The records below must be transcribed exactly. Do not include the pictures.

#####

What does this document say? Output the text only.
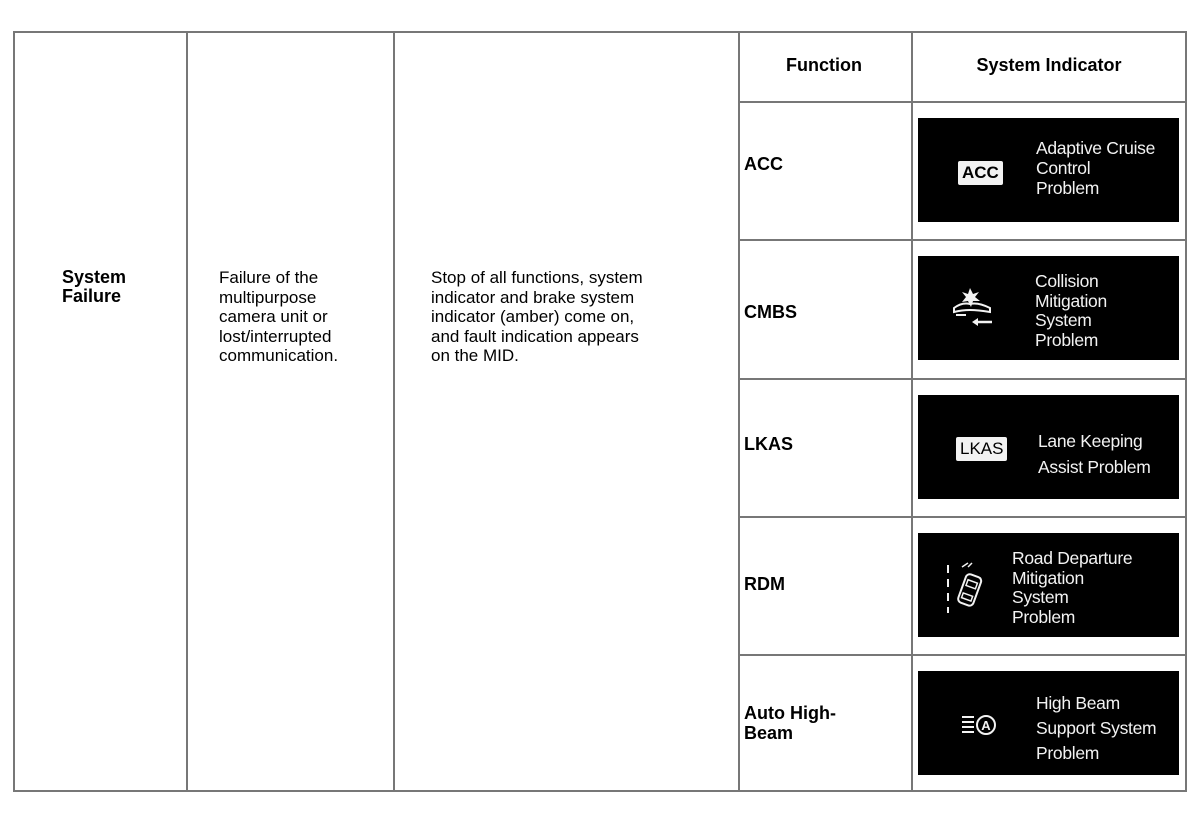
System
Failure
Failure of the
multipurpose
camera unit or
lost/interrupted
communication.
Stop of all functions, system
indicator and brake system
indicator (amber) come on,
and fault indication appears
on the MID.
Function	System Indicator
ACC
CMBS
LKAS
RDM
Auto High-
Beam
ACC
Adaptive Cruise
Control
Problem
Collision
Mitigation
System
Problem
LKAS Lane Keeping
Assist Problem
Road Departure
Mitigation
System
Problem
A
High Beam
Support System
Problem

#####

● **Answer to this problem**
What does this document say? Output the text only.
System
Failure
Failure of the
multipurpose
camera unit or
lost/interrupted
communication.
Stop of all functions, system
indicator and brake system
indicator (amber) come on,
and fault indication appears
on the MID.
Function	System Indicator
ACC
CMBS
LKAS
RDM
Auto High-
Beam
ACC
Adaptive Cruise
Control
Problem
Collision
Mitigation
System
Problem
LKAS Lane Keeping
Assist Problem
Road Departure
Mitigation
System
Problem
A
High Beam
Support System
Problem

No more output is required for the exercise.